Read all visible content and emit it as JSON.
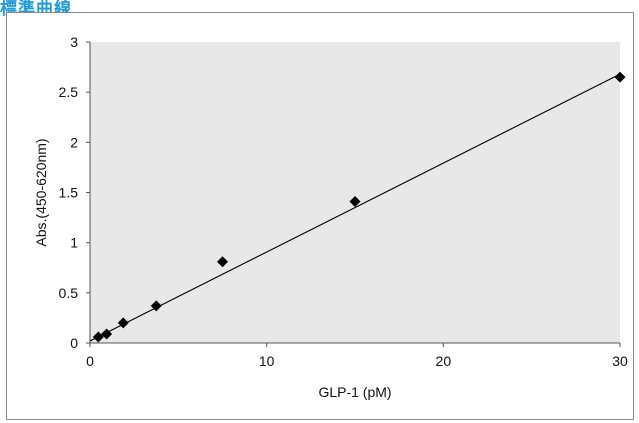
{
  "heading": "標準曲線",
  "chart_data": {
    "type": "scatter",
    "xlabel": "GLP-1 (pM)",
    "ylabel": "Abs.(450-620nm)",
    "xlim": [
      0,
      30
    ],
    "ylim": [
      0,
      3
    ],
    "xticks": [
      "0",
      "10",
      "20",
      "30"
    ],
    "yticks": [
      "0",
      "0.5",
      "1",
      "1.5",
      "2",
      "2.5",
      "3"
    ],
    "grid": false,
    "plot_background": "#e8e8e8",
    "marker_color": "#000000",
    "series": [
      {
        "marker": "diamond",
        "x": [
          0.47,
          0.94,
          1.88,
          3.75,
          7.5,
          15,
          30
        ],
        "y": [
          0.06,
          0.09,
          0.2,
          0.37,
          0.81,
          1.41,
          2.65
        ]
      }
    ],
    "trendline": {
      "type": "linear",
      "x": [
        0,
        30
      ],
      "y": [
        0.02,
        2.68
      ]
    }
  }
}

## Aim of the exercise
Set the listing down in full and exactly. Pictures within it should not appear in the copy.

## The result
Read all visible content and emit it as JSON.
{
  "heading": "標準曲線",
  "chart_data": {
    "type": "scatter",
    "xlabel": "GLP-1 (pM)",
    "ylabel": "Abs.(450-620nm)",
    "xlim": [
      0,
      30
    ],
    "ylim": [
      0,
      3
    ],
    "xticks": [
      "0",
      "10",
      "20",
      "30"
    ],
    "yticks": [
      "0",
      "0.5",
      "1",
      "1.5",
      "2",
      "2.5",
      "3"
    ],
    "grid": false,
    "plot_background": "#e8e8e8",
    "marker_color": "#000000",
    "series": [
      {
        "marker": "diamond",
        "x": [
          0.47,
          0.94,
          1.88,
          3.75,
          7.5,
          15,
          30
        ],
        "y": [
          0.06,
          0.09,
          0.2,
          0.37,
          0.81,
          1.41,
          2.65
        ]
      }
    ],
    "trendline": {
      "type": "linear",
      "x": [
        0,
        30
      ],
      "y": [
        0.02,
        2.68
      ]
    }
  }
}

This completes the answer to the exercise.